▶ **Extracted information**
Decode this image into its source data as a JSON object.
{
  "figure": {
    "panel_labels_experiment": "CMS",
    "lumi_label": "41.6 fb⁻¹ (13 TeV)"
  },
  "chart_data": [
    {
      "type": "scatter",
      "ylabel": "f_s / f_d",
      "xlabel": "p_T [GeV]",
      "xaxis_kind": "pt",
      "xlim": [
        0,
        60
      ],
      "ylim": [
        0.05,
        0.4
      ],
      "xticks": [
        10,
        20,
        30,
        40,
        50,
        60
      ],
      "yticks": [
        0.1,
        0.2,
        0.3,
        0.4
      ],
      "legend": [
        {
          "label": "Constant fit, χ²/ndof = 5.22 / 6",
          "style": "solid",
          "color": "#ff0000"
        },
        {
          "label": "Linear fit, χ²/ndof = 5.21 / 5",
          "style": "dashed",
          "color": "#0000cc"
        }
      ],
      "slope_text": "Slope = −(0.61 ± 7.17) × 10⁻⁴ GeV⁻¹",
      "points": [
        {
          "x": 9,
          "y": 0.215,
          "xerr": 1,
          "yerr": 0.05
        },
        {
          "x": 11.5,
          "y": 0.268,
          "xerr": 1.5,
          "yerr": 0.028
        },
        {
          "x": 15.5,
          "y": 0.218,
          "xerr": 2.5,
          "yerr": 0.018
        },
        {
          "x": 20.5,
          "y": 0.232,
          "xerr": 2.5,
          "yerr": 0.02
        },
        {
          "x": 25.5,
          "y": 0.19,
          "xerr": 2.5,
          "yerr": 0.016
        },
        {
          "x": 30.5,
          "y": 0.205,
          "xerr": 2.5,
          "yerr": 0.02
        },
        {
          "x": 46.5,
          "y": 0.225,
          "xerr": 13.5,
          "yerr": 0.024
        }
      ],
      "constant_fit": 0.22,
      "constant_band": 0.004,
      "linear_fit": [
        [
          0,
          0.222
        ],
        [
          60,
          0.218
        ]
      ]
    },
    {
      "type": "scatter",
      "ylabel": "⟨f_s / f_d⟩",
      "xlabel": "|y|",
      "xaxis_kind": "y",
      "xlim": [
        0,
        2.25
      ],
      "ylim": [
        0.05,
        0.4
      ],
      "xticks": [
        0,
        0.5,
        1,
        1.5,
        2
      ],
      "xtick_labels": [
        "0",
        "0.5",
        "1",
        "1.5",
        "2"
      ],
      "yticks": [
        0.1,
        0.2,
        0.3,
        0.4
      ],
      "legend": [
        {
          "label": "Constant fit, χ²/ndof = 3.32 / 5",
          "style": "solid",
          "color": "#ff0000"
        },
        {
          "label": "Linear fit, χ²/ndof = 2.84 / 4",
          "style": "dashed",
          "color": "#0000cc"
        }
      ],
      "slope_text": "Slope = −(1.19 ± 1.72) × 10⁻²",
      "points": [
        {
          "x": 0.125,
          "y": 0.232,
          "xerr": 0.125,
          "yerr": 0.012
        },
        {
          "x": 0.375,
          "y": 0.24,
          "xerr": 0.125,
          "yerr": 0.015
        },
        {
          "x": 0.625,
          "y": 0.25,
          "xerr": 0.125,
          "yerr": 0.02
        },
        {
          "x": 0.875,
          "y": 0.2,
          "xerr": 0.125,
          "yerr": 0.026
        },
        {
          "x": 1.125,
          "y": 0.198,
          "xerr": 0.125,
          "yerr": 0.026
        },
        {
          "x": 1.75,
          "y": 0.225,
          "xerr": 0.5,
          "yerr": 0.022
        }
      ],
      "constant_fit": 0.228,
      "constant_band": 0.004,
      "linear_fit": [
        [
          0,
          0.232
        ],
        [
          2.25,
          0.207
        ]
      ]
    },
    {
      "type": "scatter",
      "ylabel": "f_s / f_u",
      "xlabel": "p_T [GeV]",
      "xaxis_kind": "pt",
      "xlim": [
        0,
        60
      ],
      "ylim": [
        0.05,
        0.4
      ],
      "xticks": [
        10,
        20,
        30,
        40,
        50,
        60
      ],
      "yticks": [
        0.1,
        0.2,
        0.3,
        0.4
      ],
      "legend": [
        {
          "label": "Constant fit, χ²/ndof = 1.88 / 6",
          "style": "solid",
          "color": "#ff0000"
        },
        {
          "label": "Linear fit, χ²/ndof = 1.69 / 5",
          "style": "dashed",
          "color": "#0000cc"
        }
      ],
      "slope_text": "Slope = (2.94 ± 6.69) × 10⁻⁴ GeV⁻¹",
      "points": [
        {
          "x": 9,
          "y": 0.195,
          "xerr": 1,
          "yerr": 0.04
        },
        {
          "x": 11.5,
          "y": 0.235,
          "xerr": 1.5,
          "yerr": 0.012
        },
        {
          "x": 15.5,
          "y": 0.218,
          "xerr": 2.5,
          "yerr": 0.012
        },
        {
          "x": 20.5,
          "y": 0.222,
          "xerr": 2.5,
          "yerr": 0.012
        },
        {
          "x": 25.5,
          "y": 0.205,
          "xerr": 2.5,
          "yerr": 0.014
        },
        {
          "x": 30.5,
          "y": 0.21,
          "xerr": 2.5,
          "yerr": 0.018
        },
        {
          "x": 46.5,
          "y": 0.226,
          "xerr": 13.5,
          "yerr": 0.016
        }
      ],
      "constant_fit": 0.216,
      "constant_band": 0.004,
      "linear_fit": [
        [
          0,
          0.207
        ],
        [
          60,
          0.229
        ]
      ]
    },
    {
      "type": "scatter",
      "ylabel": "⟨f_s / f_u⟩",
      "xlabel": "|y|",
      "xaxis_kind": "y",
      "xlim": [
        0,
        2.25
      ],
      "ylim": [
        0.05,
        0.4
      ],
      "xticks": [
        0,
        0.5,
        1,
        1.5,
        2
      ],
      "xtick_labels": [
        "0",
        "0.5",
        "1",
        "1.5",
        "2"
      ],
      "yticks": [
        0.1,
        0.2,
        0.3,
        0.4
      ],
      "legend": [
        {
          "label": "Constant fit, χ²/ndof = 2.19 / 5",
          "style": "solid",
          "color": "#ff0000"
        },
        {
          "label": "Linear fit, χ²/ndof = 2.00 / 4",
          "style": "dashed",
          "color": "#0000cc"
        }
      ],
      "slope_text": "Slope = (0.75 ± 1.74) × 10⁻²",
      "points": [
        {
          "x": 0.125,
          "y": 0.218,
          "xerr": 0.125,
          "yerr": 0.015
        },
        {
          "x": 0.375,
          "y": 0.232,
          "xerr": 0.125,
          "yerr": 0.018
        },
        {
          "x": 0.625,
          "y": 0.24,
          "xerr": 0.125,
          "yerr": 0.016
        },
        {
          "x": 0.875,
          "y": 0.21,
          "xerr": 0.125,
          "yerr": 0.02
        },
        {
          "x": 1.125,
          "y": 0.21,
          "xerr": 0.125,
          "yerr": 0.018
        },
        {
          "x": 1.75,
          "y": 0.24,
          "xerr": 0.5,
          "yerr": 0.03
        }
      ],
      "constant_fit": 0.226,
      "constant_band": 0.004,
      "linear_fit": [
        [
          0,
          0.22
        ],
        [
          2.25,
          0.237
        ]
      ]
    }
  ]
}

▶ **Objective**
All of the records must be retyped exactly as they are.

▶ **Result below**
Decode this image into its source data as a JSON object.
{
  "figure": {
    "panel_labels_experiment": "CMS",
    "lumi_label": "41.6 fb⁻¹ (13 TeV)"
  },
  "chart_data": [
    {
      "type": "scatter",
      "ylabel": "f_s / f_d",
      "xlabel": "p_T [GeV]",
      "xaxis_kind": "pt",
      "xlim": [
        0,
        60
      ],
      "ylim": [
        0.05,
        0.4
      ],
      "xticks": [
        10,
        20,
        30,
        40,
        50,
        60
      ],
      "yticks": [
        0.1,
        0.2,
        0.3,
        0.4
      ],
      "legend": [
        {
          "label": "Constant fit, χ²/ndof = 5.22 / 6",
          "style": "solid",
          "color": "#ff0000"
        },
        {
          "label": "Linear fit, χ²/ndof = 5.21 / 5",
          "style": "dashed",
          "color": "#0000cc"
        }
      ],
      "slope_text": "Slope = −(0.61 ± 7.17) × 10⁻⁴ GeV⁻¹",
      "points": [
        {
          "x": 9,
          "y": 0.215,
          "xerr": 1,
          "yerr": 0.05
        },
        {
          "x": 11.5,
          "y": 0.268,
          "xerr": 1.5,
          "yerr": 0.028
        },
        {
          "x": 15.5,
          "y": 0.218,
          "xerr": 2.5,
          "yerr": 0.018
        },
        {
          "x": 20.5,
          "y": 0.232,
          "xerr": 2.5,
          "yerr": 0.02
        },
        {
          "x": 25.5,
          "y": 0.19,
          "xerr": 2.5,
          "yerr": 0.016
        },
        {
          "x": 30.5,
          "y": 0.205,
          "xerr": 2.5,
          "yerr": 0.02
        },
        {
          "x": 46.5,
          "y": 0.225,
          "xerr": 13.5,
          "yerr": 0.024
        }
      ],
      "constant_fit": 0.22,
      "constant_band": 0.004,
      "linear_fit": [
        [
          0,
          0.222
        ],
        [
          60,
          0.218
        ]
      ]
    },
    {
      "type": "scatter",
      "ylabel": "⟨f_s / f_d⟩",
      "xlabel": "|y|",
      "xaxis_kind": "y",
      "xlim": [
        0,
        2.25
      ],
      "ylim": [
        0.05,
        0.4
      ],
      "xticks": [
        0,
        0.5,
        1,
        1.5,
        2
      ],
      "xtick_labels": [
        "0",
        "0.5",
        "1",
        "1.5",
        "2"
      ],
      "yticks": [
        0.1,
        0.2,
        0.3,
        0.4
      ],
      "legend": [
        {
          "label": "Constant fit, χ²/ndof = 3.32 / 5",
          "style": "solid",
          "color": "#ff0000"
        },
        {
          "label": "Linear fit, χ²/ndof = 2.84 / 4",
          "style": "dashed",
          "color": "#0000cc"
        }
      ],
      "slope_text": "Slope = −(1.19 ± 1.72) × 10⁻²",
      "points": [
        {
          "x": 0.125,
          "y": 0.232,
          "xerr": 0.125,
          "yerr": 0.012
        },
        {
          "x": 0.375,
          "y": 0.24,
          "xerr": 0.125,
          "yerr": 0.015
        },
        {
          "x": 0.625,
          "y": 0.25,
          "xerr": 0.125,
          "yerr": 0.02
        },
        {
          "x": 0.875,
          "y": 0.2,
          "xerr": 0.125,
          "yerr": 0.026
        },
        {
          "x": 1.125,
          "y": 0.198,
          "xerr": 0.125,
          "yerr": 0.026
        },
        {
          "x": 1.75,
          "y": 0.225,
          "xerr": 0.5,
          "yerr": 0.022
        }
      ],
      "constant_fit": 0.228,
      "constant_band": 0.004,
      "linear_fit": [
        [
          0,
          0.232
        ],
        [
          2.25,
          0.207
        ]
      ]
    },
    {
      "type": "scatter",
      "ylabel": "f_s / f_u",
      "xlabel": "p_T [GeV]",
      "xaxis_kind": "pt",
      "xlim": [
        0,
        60
      ],
      "ylim": [
        0.05,
        0.4
      ],
      "xticks": [
        10,
        20,
        30,
        40,
        50,
        60
      ],
      "yticks": [
        0.1,
        0.2,
        0.3,
        0.4
      ],
      "legend": [
        {
          "label": "Constant fit, χ²/ndof = 1.88 / 6",
          "style": "solid",
          "color": "#ff0000"
        },
        {
          "label": "Linear fit, χ²/ndof = 1.69 / 5",
          "style": "dashed",
          "color": "#0000cc"
        }
      ],
      "slope_text": "Slope = (2.94 ± 6.69) × 10⁻⁴ GeV⁻¹",
      "points": [
        {
          "x": 9,
          "y": 0.195,
          "xerr": 1,
          "yerr": 0.04
        },
        {
          "x": 11.5,
          "y": 0.235,
          "xerr": 1.5,
          "yerr": 0.012
        },
        {
          "x": 15.5,
          "y": 0.218,
          "xerr": 2.5,
          "yerr": 0.012
        },
        {
          "x": 20.5,
          "y": 0.222,
          "xerr": 2.5,
          "yerr": 0.012
        },
        {
          "x": 25.5,
          "y": 0.205,
          "xerr": 2.5,
          "yerr": 0.014
        },
        {
          "x": 30.5,
          "y": 0.21,
          "xerr": 2.5,
          "yerr": 0.018
        },
        {
          "x": 46.5,
          "y": 0.226,
          "xerr": 13.5,
          "yerr": 0.016
        }
      ],
      "constant_fit": 0.216,
      "constant_band": 0.004,
      "linear_fit": [
        [
          0,
          0.207
        ],
        [
          60,
          0.229
        ]
      ]
    },
    {
      "type": "scatter",
      "ylabel": "⟨f_s / f_u⟩",
      "xlabel": "|y|",
      "xaxis_kind": "y",
      "xlim": [
        0,
        2.25
      ],
      "ylim": [
        0.05,
        0.4
      ],
      "xticks": [
        0,
        0.5,
        1,
        1.5,
        2
      ],
      "xtick_labels": [
        "0",
        "0.5",
        "1",
        "1.5",
        "2"
      ],
      "yticks": [
        0.1,
        0.2,
        0.3,
        0.4
      ],
      "legend": [
        {
          "label": "Constant fit, χ²/ndof = 2.19 / 5",
          "style": "solid",
          "color": "#ff0000"
        },
        {
          "label": "Linear fit, χ²/ndof = 2.00 / 4",
          "style": "dashed",
          "color": "#0000cc"
        }
      ],
      "slope_text": "Slope = (0.75 ± 1.74) × 10⁻²",
      "points": [
        {
          "x": 0.125,
          "y": 0.218,
          "xerr": 0.125,
          "yerr": 0.015
        },
        {
          "x": 0.375,
          "y": 0.232,
          "xerr": 0.125,
          "yerr": 0.018
        },
        {
          "x": 0.625,
          "y": 0.24,
          "xerr": 0.125,
          "yerr": 0.016
        },
        {
          "x": 0.875,
          "y": 0.21,
          "xerr": 0.125,
          "yerr": 0.02
        },
        {
          "x": 1.125,
          "y": 0.21,
          "xerr": 0.125,
          "yerr": 0.018
        },
        {
          "x": 1.75,
          "y": 0.24,
          "xerr": 0.5,
          "yerr": 0.03
        }
      ],
      "constant_fit": 0.226,
      "constant_band": 0.004,
      "linear_fit": [
        [
          0,
          0.22
        ],
        [
          2.25,
          0.237
        ]
      ]
    }
  ]
}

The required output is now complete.